● PROMPT
Each entry must appear again exactly as it does in the source.

Items from a data source:
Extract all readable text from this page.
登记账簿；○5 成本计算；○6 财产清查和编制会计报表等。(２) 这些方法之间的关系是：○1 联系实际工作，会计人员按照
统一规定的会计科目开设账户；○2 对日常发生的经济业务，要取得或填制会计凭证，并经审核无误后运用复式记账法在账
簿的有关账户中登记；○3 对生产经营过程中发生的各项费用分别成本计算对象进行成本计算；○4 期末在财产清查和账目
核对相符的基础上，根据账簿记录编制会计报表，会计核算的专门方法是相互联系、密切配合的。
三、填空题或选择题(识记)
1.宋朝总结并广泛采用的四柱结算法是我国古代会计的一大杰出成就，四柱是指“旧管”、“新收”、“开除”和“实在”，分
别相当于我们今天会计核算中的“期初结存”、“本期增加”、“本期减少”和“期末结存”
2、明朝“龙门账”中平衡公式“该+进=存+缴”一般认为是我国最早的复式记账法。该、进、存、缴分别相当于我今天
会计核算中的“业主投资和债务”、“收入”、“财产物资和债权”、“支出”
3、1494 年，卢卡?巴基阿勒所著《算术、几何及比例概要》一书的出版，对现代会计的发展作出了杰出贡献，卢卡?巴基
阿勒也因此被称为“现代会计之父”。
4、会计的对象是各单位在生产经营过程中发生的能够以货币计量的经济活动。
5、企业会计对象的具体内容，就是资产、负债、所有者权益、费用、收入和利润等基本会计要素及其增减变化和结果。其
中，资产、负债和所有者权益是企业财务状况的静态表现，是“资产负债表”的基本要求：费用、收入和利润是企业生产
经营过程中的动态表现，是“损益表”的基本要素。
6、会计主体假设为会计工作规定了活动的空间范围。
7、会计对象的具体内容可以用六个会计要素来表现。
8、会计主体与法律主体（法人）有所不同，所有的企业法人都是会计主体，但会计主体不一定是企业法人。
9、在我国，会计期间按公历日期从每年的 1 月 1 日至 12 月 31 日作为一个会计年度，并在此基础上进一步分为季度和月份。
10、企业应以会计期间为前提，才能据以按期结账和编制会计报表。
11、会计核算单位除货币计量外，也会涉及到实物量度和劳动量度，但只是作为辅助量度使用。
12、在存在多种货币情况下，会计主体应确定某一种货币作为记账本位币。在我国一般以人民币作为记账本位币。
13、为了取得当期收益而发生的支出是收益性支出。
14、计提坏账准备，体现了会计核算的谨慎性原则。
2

● COMPLETED EXERCISE
Extract all readable text from this page.
登记账簿；○5 成本计算；○6 财产清查和编制会计报表等。(２) 这些方法之间的关系是：○1 联系实际工作，会计人员按照
统一规定的会计科目开设账户；○2 对日常发生的经济业务，要取得或填制会计凭证，并经审核无误后运用复式记账法在账
簿的有关账户中登记；○3 对生产经营过程中发生的各项费用分别成本计算对象进行成本计算；○4 期末在财产清查和账目
核对相符的基础上，根据账簿记录编制会计报表，会计核算的专门方法是相互联系、密切配合的。
三、填空题或选择题(识记)
1.宋朝总结并广泛采用的四柱结算法是我国古代会计的一大杰出成就，四柱是指“旧管”、“新收”、“开除”和“实在”，分
别相当于我们今天会计核算中的“期初结存”、“本期增加”、“本期减少”和“期末结存”
2、明朝“龙门账”中平衡公式“该+进=存+缴”一般认为是我国最早的复式记账法。该、进、存、缴分别相当于我今天
会计核算中的“业主投资和债务”、“收入”、“财产物资和债权”、“支出”
3、1494 年，卢卡?巴基阿勒所著《算术、几何及比例概要》一书的出版，对现代会计的发展作出了杰出贡献，卢卡?巴基
阿勒也因此被称为“现代会计之父”。
4、会计的对象是各单位在生产经营过程中发生的能够以货币计量的经济活动。
5、企业会计对象的具体内容，就是资产、负债、所有者权益、费用、收入和利润等基本会计要素及其增减变化和结果。其
中，资产、负债和所有者权益是企业财务状况的静态表现，是“资产负债表”的基本要求：费用、收入和利润是企业生产
经营过程中的动态表现，是“损益表”的基本要素。
6、会计主体假设为会计工作规定了活动的空间范围。
7、会计对象的具体内容可以用六个会计要素来表现。
8、会计主体与法律主体（法人）有所不同，所有的企业法人都是会计主体，但会计主体不一定是企业法人。
9、在我国，会计期间按公历日期从每年的 1 月 1 日至 12 月 31 日作为一个会计年度，并在此基础上进一步分为季度和月份。
10、企业应以会计期间为前提，才能据以按期结账和编制会计报表。
11、会计核算单位除货币计量外，也会涉及到实物量度和劳动量度，但只是作为辅助量度使用。
12、在存在多种货币情况下，会计主体应确定某一种货币作为记账本位币。在我国一般以人民币作为记账本位币。
13、为了取得当期收益而发生的支出是收益性支出。
14、计提坏账准备，体现了会计核算的谨慎性原则。
2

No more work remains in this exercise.